• _Goal_:
From the listing below, copy every line with the word "screenshot".

• _Provided records_:
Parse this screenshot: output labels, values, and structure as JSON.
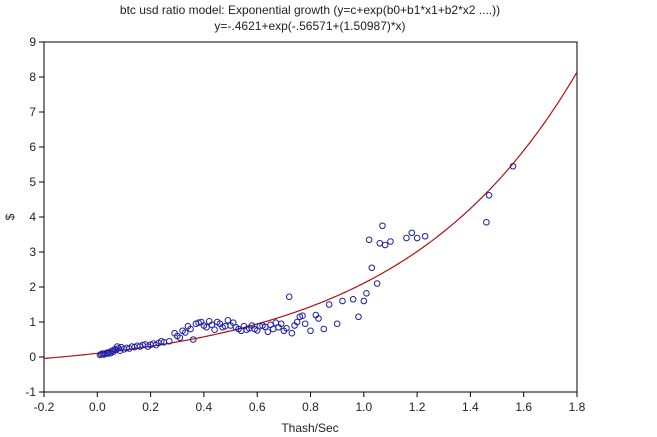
{
  "chart_data": {
    "type": "scatter",
    "title": "btc usd ratio model: Exponential growth (y=c+exp(b0+b1*x1+b2*x2 ....))",
    "subtitle": "y=-.4621+exp(-.56571+(1.50987)*x)",
    "xlabel": "Thash/Sec",
    "ylabel": "$",
    "xlim": [
      -0.2,
      1.8
    ],
    "ylim": [
      -1,
      9
    ],
    "x_ticks": [
      "-0.2",
      "0.0",
      "0.2",
      "0.4",
      "0.6",
      "0.8",
      "1.0",
      "1.2",
      "1.4",
      "1.6",
      "1.8"
    ],
    "y_ticks": [
      "-1",
      "0",
      "1",
      "2",
      "3",
      "4",
      "5",
      "6",
      "7",
      "8",
      "9"
    ],
    "grid": false,
    "legend": "none",
    "colors": {
      "points": "#1f1fa0",
      "fit_line": "#b01010",
      "axes": "#000000"
    },
    "fit": {
      "c": -0.4621,
      "b0": -0.56571,
      "b1": 1.50987
    },
    "points": [
      [
        0.01,
        0.06
      ],
      [
        0.015,
        0.08
      ],
      [
        0.02,
        0.1
      ],
      [
        0.025,
        0.07
      ],
      [
        0.03,
        0.09
      ],
      [
        0.035,
        0.12
      ],
      [
        0.04,
        0.1
      ],
      [
        0.045,
        0.14
      ],
      [
        0.05,
        0.11
      ],
      [
        0.055,
        0.18
      ],
      [
        0.06,
        0.15
      ],
      [
        0.065,
        0.22
      ],
      [
        0.07,
        0.2
      ],
      [
        0.075,
        0.3
      ],
      [
        0.08,
        0.25
      ],
      [
        0.085,
        0.18
      ],
      [
        0.09,
        0.28
      ],
      [
        0.1,
        0.22
      ],
      [
        0.11,
        0.26
      ],
      [
        0.12,
        0.24
      ],
      [
        0.13,
        0.3
      ],
      [
        0.14,
        0.28
      ],
      [
        0.15,
        0.32
      ],
      [
        0.16,
        0.3
      ],
      [
        0.17,
        0.34
      ],
      [
        0.18,
        0.36
      ],
      [
        0.19,
        0.3
      ],
      [
        0.2,
        0.35
      ],
      [
        0.21,
        0.38
      ],
      [
        0.22,
        0.34
      ],
      [
        0.23,
        0.4
      ],
      [
        0.24,
        0.45
      ],
      [
        0.25,
        0.42
      ],
      [
        0.27,
        0.45
      ],
      [
        0.29,
        0.68
      ],
      [
        0.3,
        0.6
      ],
      [
        0.31,
        0.55
      ],
      [
        0.32,
        0.75
      ],
      [
        0.33,
        0.7
      ],
      [
        0.34,
        0.88
      ],
      [
        0.35,
        0.8
      ],
      [
        0.36,
        0.5
      ],
      [
        0.37,
        0.95
      ],
      [
        0.38,
        0.98
      ],
      [
        0.39,
        1.0
      ],
      [
        0.4,
        0.9
      ],
      [
        0.41,
        0.85
      ],
      [
        0.42,
        1.02
      ],
      [
        0.43,
        0.92
      ],
      [
        0.44,
        0.78
      ],
      [
        0.45,
        1.0
      ],
      [
        0.46,
        0.95
      ],
      [
        0.47,
        0.85
      ],
      [
        0.48,
        0.88
      ],
      [
        0.49,
        1.05
      ],
      [
        0.5,
        0.9
      ],
      [
        0.51,
        0.98
      ],
      [
        0.52,
        0.85
      ],
      [
        0.53,
        0.8
      ],
      [
        0.54,
        0.75
      ],
      [
        0.55,
        0.88
      ],
      [
        0.56,
        0.78
      ],
      [
        0.57,
        0.82
      ],
      [
        0.58,
        0.9
      ],
      [
        0.59,
        0.8
      ],
      [
        0.6,
        0.76
      ],
      [
        0.61,
        0.88
      ],
      [
        0.62,
        0.9
      ],
      [
        0.63,
        0.86
      ],
      [
        0.64,
        0.72
      ],
      [
        0.65,
        0.92
      ],
      [
        0.66,
        0.8
      ],
      [
        0.67,
        0.98
      ],
      [
        0.68,
        0.85
      ],
      [
        0.69,
        0.95
      ],
      [
        0.7,
        0.75
      ],
      [
        0.71,
        0.82
      ],
      [
        0.72,
        1.72
      ],
      [
        0.73,
        0.68
      ],
      [
        0.74,
        0.9
      ],
      [
        0.75,
        1.0
      ],
      [
        0.76,
        1.15
      ],
      [
        0.77,
        1.18
      ],
      [
        0.78,
        0.95
      ],
      [
        0.8,
        0.75
      ],
      [
        0.82,
        1.2
      ],
      [
        0.83,
        1.1
      ],
      [
        0.85,
        0.8
      ],
      [
        0.87,
        1.5
      ],
      [
        0.9,
        0.95
      ],
      [
        0.92,
        1.6
      ],
      [
        0.96,
        1.65
      ],
      [
        0.98,
        1.15
      ],
      [
        1.0,
        1.6
      ],
      [
        1.01,
        1.82
      ],
      [
        1.02,
        3.35
      ],
      [
        1.03,
        2.55
      ],
      [
        1.05,
        2.1
      ],
      [
        1.06,
        3.25
      ],
      [
        1.07,
        3.75
      ],
      [
        1.08,
        3.2
      ],
      [
        1.1,
        3.3
      ],
      [
        1.16,
        3.4
      ],
      [
        1.18,
        3.55
      ],
      [
        1.2,
        3.4
      ],
      [
        1.23,
        3.45
      ],
      [
        1.46,
        3.85
      ],
      [
        1.47,
        4.62
      ],
      [
        1.56,
        5.45
      ]
    ]
  }
}
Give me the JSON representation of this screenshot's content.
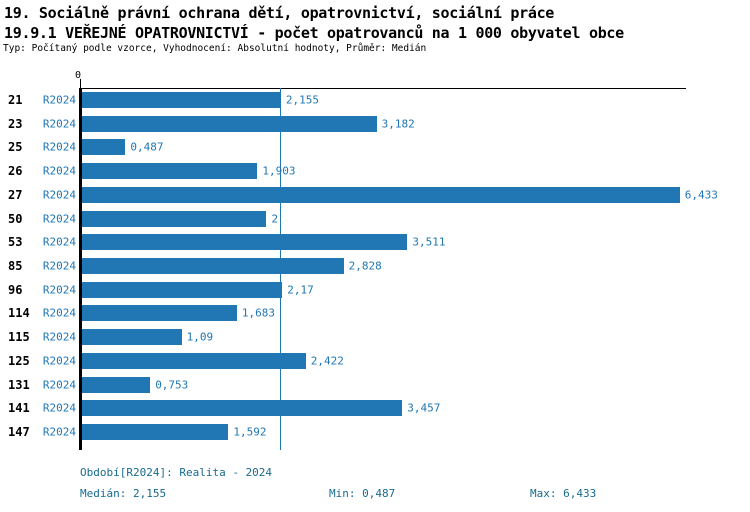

• _Complete answer_:
Parse this screenshot: output labels, values, and structure as JSON.
Give me the JSON representation of this screenshot's content.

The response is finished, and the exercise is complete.